Reproduce every one of the rows below verbatim, leaving out the pictures.

### ROWS:
════════════════════

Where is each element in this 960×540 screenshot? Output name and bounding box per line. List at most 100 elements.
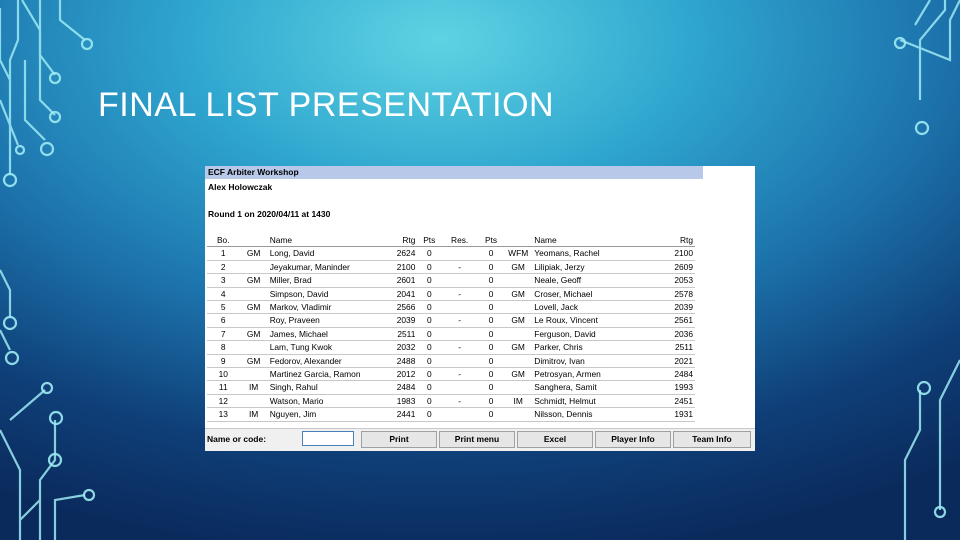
- black-player-name-cell: Lilipiak, Jerzy: [532, 260, 665, 275]
- table-row[interactable]: 5 GM Markov, Vladimir 2566 0 0 Lovell, Jack 203…: [207, 300, 695, 315]
- board-number-cell: 1: [207, 246, 240, 261]
- white-rating-cell: 2012: [389, 367, 418, 382]
- table-row[interactable]: 1 GM Long, David 2624 0 0 WFM Yeomans, Rachel 21…: [207, 246, 695, 261]
- result-cell: -: [441, 367, 479, 382]
- white-title-cell: IM: [239, 407, 268, 422]
- white-title-cell: [239, 394, 268, 409]
- white-points-cell: 0: [417, 340, 442, 355]
- column-header-name-white[interactable]: Name: [267, 234, 390, 248]
- white-player-name-cell: Singh, Rahul: [267, 380, 390, 395]
- black-title-cell: GM: [504, 287, 533, 302]
- white-rating-cell: 2100: [389, 260, 418, 275]
- result-cell: [441, 246, 479, 261]
- white-points-cell: 0: [417, 287, 442, 302]
- black-player-name-cell: Le Roux, Vincent: [532, 313, 665, 328]
- pairings-table: Bo. Name Rtg Pts Res. Pts Name Rtg 1 GM Lo…: [207, 234, 695, 422]
- result-cell: [441, 354, 479, 369]
- slide-title: FINAL LIST PRESENTATION: [98, 86, 555, 124]
- table-row[interactable]: 7 GM James, Michael 2511 0 0 Ferguson, David 20…: [207, 327, 695, 342]
- result-cell: [441, 380, 479, 395]
- white-rating-cell: 1983: [389, 394, 418, 409]
- black-title-cell: [504, 407, 533, 422]
- table-header-row: Bo. Name Rtg Pts Res. Pts Name Rtg: [207, 234, 695, 248]
- table-row[interactable]: 10 Martinez Garcia, Ramon 2012 0-0 GM Petrosy…: [207, 367, 695, 382]
- column-header-rating-black[interactable]: Rtg: [664, 234, 695, 248]
- table-row[interactable]: 9 GM Fedorov, Alexander 2488 0 0 Dimitrov, Iva…: [207, 354, 695, 369]
- table-row[interactable]: 11 IM Singh, Rahul 2484 0 0 Sanghera, Samit 199…: [207, 380, 695, 395]
- white-rating-cell: 2601: [389, 273, 418, 288]
- white-title-cell: GM: [239, 354, 268, 369]
- white-rating-cell: 2488: [389, 354, 418, 369]
- column-header-points-black[interactable]: Pts: [478, 234, 505, 248]
- column-header-points-white[interactable]: Pts: [417, 234, 442, 248]
- white-rating-cell: 2624: [389, 246, 418, 261]
- white-points-cell: 0: [417, 407, 442, 422]
- white-player-name-cell: Nguyen, Jim: [267, 407, 390, 422]
- column-header-title-white[interactable]: [239, 234, 268, 248]
- black-title-cell: GM: [504, 313, 533, 328]
- white-player-name-cell: Martinez Garcia, Ramon: [267, 367, 390, 382]
- print-menu-button[interactable]: Print menu: [439, 431, 515, 448]
- white-player-name-cell: Long, David: [267, 246, 390, 261]
- column-header-name-black[interactable]: Name: [532, 234, 665, 248]
- white-title-cell: IM: [239, 380, 268, 395]
- white-points-cell: 0: [417, 327, 442, 342]
- black-player-name-cell: Lovell, Jack: [532, 300, 665, 315]
- round-info-label: Round 1 on 2020/04/11 at 1430: [208, 209, 331, 219]
- black-rating-cell: 2451: [664, 394, 695, 409]
- black-rating-cell: 2053: [664, 273, 695, 288]
- team-info-button[interactable]: Team Info: [673, 431, 751, 448]
- board-number-cell: 3: [207, 273, 240, 288]
- black-player-name-cell: Ferguson, David: [532, 327, 665, 342]
- board-number-cell: 2: [207, 260, 240, 275]
- black-points-cell: 0: [478, 367, 505, 382]
- pairings-body: 1 GM Long, David 2624 0 0 WFM Yeomans, Rachel 21…: [207, 246, 695, 422]
- result-cell: -: [441, 340, 479, 355]
- excel-button[interactable]: Excel: [517, 431, 593, 448]
- black-title-cell: [504, 354, 533, 369]
- white-rating-cell: 2039: [389, 313, 418, 328]
- white-player-name-cell: James, Michael: [267, 327, 390, 342]
- black-player-name-cell: Sanghera, Samit: [532, 380, 665, 395]
- white-player-name-cell: Markov, Vladimir: [267, 300, 390, 315]
- white-player-name-cell: Fedorov, Alexander: [267, 354, 390, 369]
- table-row[interactable]: 4 Simpson, David 2041 0-0 GM Croser, Michael 2…: [207, 287, 695, 302]
- board-number-cell: 8: [207, 340, 240, 355]
- black-title-cell: [504, 380, 533, 395]
- result-cell: [441, 407, 479, 422]
- black-rating-cell: 2609: [664, 260, 695, 275]
- black-points-cell: 0: [478, 313, 505, 328]
- column-header-title-black[interactable]: [504, 234, 533, 248]
- print-button[interactable]: Print: [361, 431, 437, 448]
- white-title-cell: [239, 260, 268, 275]
- white-title-cell: [239, 287, 268, 302]
- board-number-cell: 9: [207, 354, 240, 369]
- table-row[interactable]: 2 Jeyakumar, Maninder 2100 0-0 GM Lilipiak, J…: [207, 260, 695, 275]
- table-row[interactable]: 8 Lam, Tung Kwok 2032 0-0 GM Parker, Chris 251…: [207, 340, 695, 355]
- name-or-code-input[interactable]: [302, 431, 354, 446]
- board-number-cell: 4: [207, 287, 240, 302]
- white-title-cell: [239, 367, 268, 382]
- column-header-result[interactable]: Res.: [441, 234, 479, 248]
- black-rating-cell: 2578: [664, 287, 695, 302]
- black-title-cell: GM: [504, 340, 533, 355]
- white-points-cell: 0: [417, 380, 442, 395]
- table-row[interactable]: 3 GM Miller, Brad 2601 0 0 Neale, Geoff 2053: [207, 273, 695, 288]
- column-header-board[interactable]: Bo.: [207, 234, 240, 248]
- column-header-rating-white[interactable]: Rtg: [389, 234, 418, 248]
- table-row[interactable]: 6 Roy, Praveen 2039 0-0 GM Le Roux, Vincent 25…: [207, 313, 695, 328]
- white-rating-cell: 2484: [389, 380, 418, 395]
- black-player-name-cell: Nilsson, Dennis: [532, 407, 665, 422]
- white-title-cell: GM: [239, 246, 268, 261]
- black-points-cell: 0: [478, 354, 505, 369]
- white-rating-cell: 2041: [389, 287, 418, 302]
- white-title-cell: GM: [239, 327, 268, 342]
- black-rating-cell: 2036: [664, 327, 695, 342]
- table-row[interactable]: 12 Watson, Mario 1983 0-0 IM Schmidt, Helmut 2…: [207, 394, 695, 409]
- black-title-cell: [504, 300, 533, 315]
- black-player-name-cell: Yeomans, Rachel: [532, 246, 665, 261]
- table-row[interactable]: 13 IM Nguyen, Jim 2441 0 0 Nilsson, Dennis 1931: [207, 407, 695, 422]
- player-info-button[interactable]: Player Info: [595, 431, 671, 448]
- black-rating-cell: 2100: [664, 246, 695, 261]
- white-player-name-cell: Watson, Mario: [267, 394, 390, 409]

════════════════════

### SOLUTION FOR THIS EXERCISE:
Where is each element in this 960×540 screenshot? Output name and bounding box per line. List at most 100 elements.
- black-player-name-cell: Lilipiak, Jerzy: [532, 260, 665, 275]
- table-row[interactable]: 5 GM Markov, Vladimir 2566 0 0 Lovell, Jack 203…: [207, 300, 695, 315]
- board-number-cell: 1: [207, 246, 240, 261]
- white-rating-cell: 2012: [389, 367, 418, 382]
- table-row[interactable]: 1 GM Long, David 2624 0 0 WFM Yeomans, Rachel 21…: [207, 246, 695, 261]
- result-cell: -: [441, 367, 479, 382]
- white-title-cell: IM: [239, 407, 268, 422]
- white-title-cell: [239, 394, 268, 409]
- white-points-cell: 0: [417, 340, 442, 355]
- column-header-name-white[interactable]: Name: [267, 234, 390, 248]
- white-player-name-cell: Singh, Rahul: [267, 380, 390, 395]
- black-title-cell: GM: [504, 287, 533, 302]
- white-rating-cell: 2100: [389, 260, 418, 275]
- result-cell: [441, 246, 479, 261]
- white-points-cell: 0: [417, 287, 442, 302]
- black-player-name-cell: Le Roux, Vincent: [532, 313, 665, 328]
- pairings-table: Bo. Name Rtg Pts Res. Pts Name Rtg 1 GM Lo…: [207, 234, 695, 422]
- result-cell: [441, 354, 479, 369]
- slide-title: FINAL LIST PRESENTATION: [98, 86, 555, 124]
- table-row[interactable]: 7 GM James, Michael 2511 0 0 Ferguson, David 20…: [207, 327, 695, 342]
- result-cell: [441, 380, 479, 395]
- white-rating-cell: 1983: [389, 394, 418, 409]
- black-title-cell: [504, 407, 533, 422]
- table-header-row: Bo. Name Rtg Pts Res. Pts Name Rtg: [207, 234, 695, 248]
- table-row[interactable]: 10 Martinez Garcia, Ramon 2012 0-0 GM Petrosy…: [207, 367, 695, 382]
- column-header-rating-black[interactable]: Rtg: [664, 234, 695, 248]
- table-row[interactable]: 9 GM Fedorov, Alexander 2488 0 0 Dimitrov, Iva…: [207, 354, 695, 369]
- table-row[interactable]: 11 IM Singh, Rahul 2484 0 0 Sanghera, Samit 199…: [207, 380, 695, 395]
- white-rating-cell: 2601: [389, 273, 418, 288]
- white-title-cell: GM: [239, 354, 268, 369]
- white-rating-cell: 2488: [389, 354, 418, 369]
- column-header-points-black[interactable]: Pts: [478, 234, 505, 248]
- column-header-points-white[interactable]: Pts: [417, 234, 442, 248]
- white-rating-cell: 2624: [389, 246, 418, 261]
- white-points-cell: 0: [417, 407, 442, 422]
- white-player-name-cell: Nguyen, Jim: [267, 407, 390, 422]
- column-header-title-white[interactable]: [239, 234, 268, 248]
- black-title-cell: GM: [504, 313, 533, 328]
- white-player-name-cell: Martinez Garcia, Ramon: [267, 367, 390, 382]
- print-menu-button[interactable]: Print menu: [439, 431, 515, 448]
- white-player-name-cell: Long, David: [267, 246, 390, 261]
- column-header-name-black[interactable]: Name: [532, 234, 665, 248]
- white-title-cell: IM: [239, 380, 268, 395]
- white-points-cell: 0: [417, 327, 442, 342]
- black-player-name-cell: Lovell, Jack: [532, 300, 665, 315]
- round-info-label: Round 1 on 2020/04/11 at 1430: [208, 209, 331, 219]
- black-rating-cell: 2451: [664, 394, 695, 409]
- black-rating-cell: 2053: [664, 273, 695, 288]
- team-info-button[interactable]: Team Info: [673, 431, 751, 448]
- board-number-cell: 3: [207, 273, 240, 288]
- black-player-name-cell: Ferguson, David: [532, 327, 665, 342]
- board-number-cell: 2: [207, 260, 240, 275]
- black-points-cell: 0: [478, 367, 505, 382]
- pairings-body: 1 GM Long, David 2624 0 0 WFM Yeomans, Rachel 21…: [207, 246, 695, 422]
- result-cell: -: [441, 340, 479, 355]
- excel-button[interactable]: Excel: [517, 431, 593, 448]
- black-title-cell: [504, 354, 533, 369]
- white-rating-cell: 2039: [389, 313, 418, 328]
- white-player-name-cell: James, Michael: [267, 327, 390, 342]
- black-player-name-cell: Sanghera, Samit: [532, 380, 665, 395]
- white-player-name-cell: Markov, Vladimir: [267, 300, 390, 315]
- white-player-name-cell: Fedorov, Alexander: [267, 354, 390, 369]
- table-row[interactable]: 4 Simpson, David 2041 0-0 GM Croser, Michael 2…: [207, 287, 695, 302]
- board-number-cell: 8: [207, 340, 240, 355]
- black-title-cell: [504, 380, 533, 395]
- result-cell: [441, 407, 479, 422]
- black-rating-cell: 2609: [664, 260, 695, 275]
- black-points-cell: 0: [478, 313, 505, 328]
- column-header-title-black[interactable]: [504, 234, 533, 248]
- print-button[interactable]: Print: [361, 431, 437, 448]
- white-title-cell: [239, 260, 268, 275]
- white-title-cell: [239, 287, 268, 302]
- board-number-cell: 9: [207, 354, 240, 369]
- table-row[interactable]: 2 Jeyakumar, Maninder 2100 0-0 GM Lilipiak, J…: [207, 260, 695, 275]
- table-row[interactable]: 8 Lam, Tung Kwok 2032 0-0 GM Parker, Chris 251…: [207, 340, 695, 355]
- name-or-code-input[interactable]: [302, 431, 354, 446]
- board-number-cell: 4: [207, 287, 240, 302]
- white-title-cell: [239, 367, 268, 382]
- column-header-result[interactable]: Res.: [441, 234, 479, 248]
- black-rating-cell: 2578: [664, 287, 695, 302]
- black-title-cell: GM: [504, 340, 533, 355]
- white-points-cell: 0: [417, 380, 442, 395]
- table-row[interactable]: 3 GM Miller, Brad 2601 0 0 Neale, Geoff 2053: [207, 273, 695, 288]
- column-header-board[interactable]: Bo.: [207, 234, 240, 248]
- column-header-rating-white[interactable]: Rtg: [389, 234, 418, 248]
- table-row[interactable]: 6 Roy, Praveen 2039 0-0 GM Le Roux, Vincent 25…: [207, 313, 695, 328]
- white-rating-cell: 2484: [389, 380, 418, 395]
- black-player-name-cell: Nilsson, Dennis: [532, 407, 665, 422]
- white-title-cell: GM: [239, 246, 268, 261]
- black-points-cell: 0: [478, 354, 505, 369]
- white-rating-cell: 2041: [389, 287, 418, 302]
- white-title-cell: GM: [239, 327, 268, 342]
- black-rating-cell: 2036: [664, 327, 695, 342]
- table-row[interactable]: 12 Watson, Mario 1983 0-0 IM Schmidt, Helmut 2…: [207, 394, 695, 409]
- black-title-cell: [504, 300, 533, 315]
- black-player-name-cell: Yeomans, Rachel: [532, 246, 665, 261]
- table-row[interactable]: 13 IM Nguyen, Jim 2441 0 0 Nilsson, Dennis 1931: [207, 407, 695, 422]
- player-info-button[interactable]: Player Info: [595, 431, 671, 448]
- black-rating-cell: 2100: [664, 246, 695, 261]
- white-player-name-cell: Watson, Mario: [267, 394, 390, 409]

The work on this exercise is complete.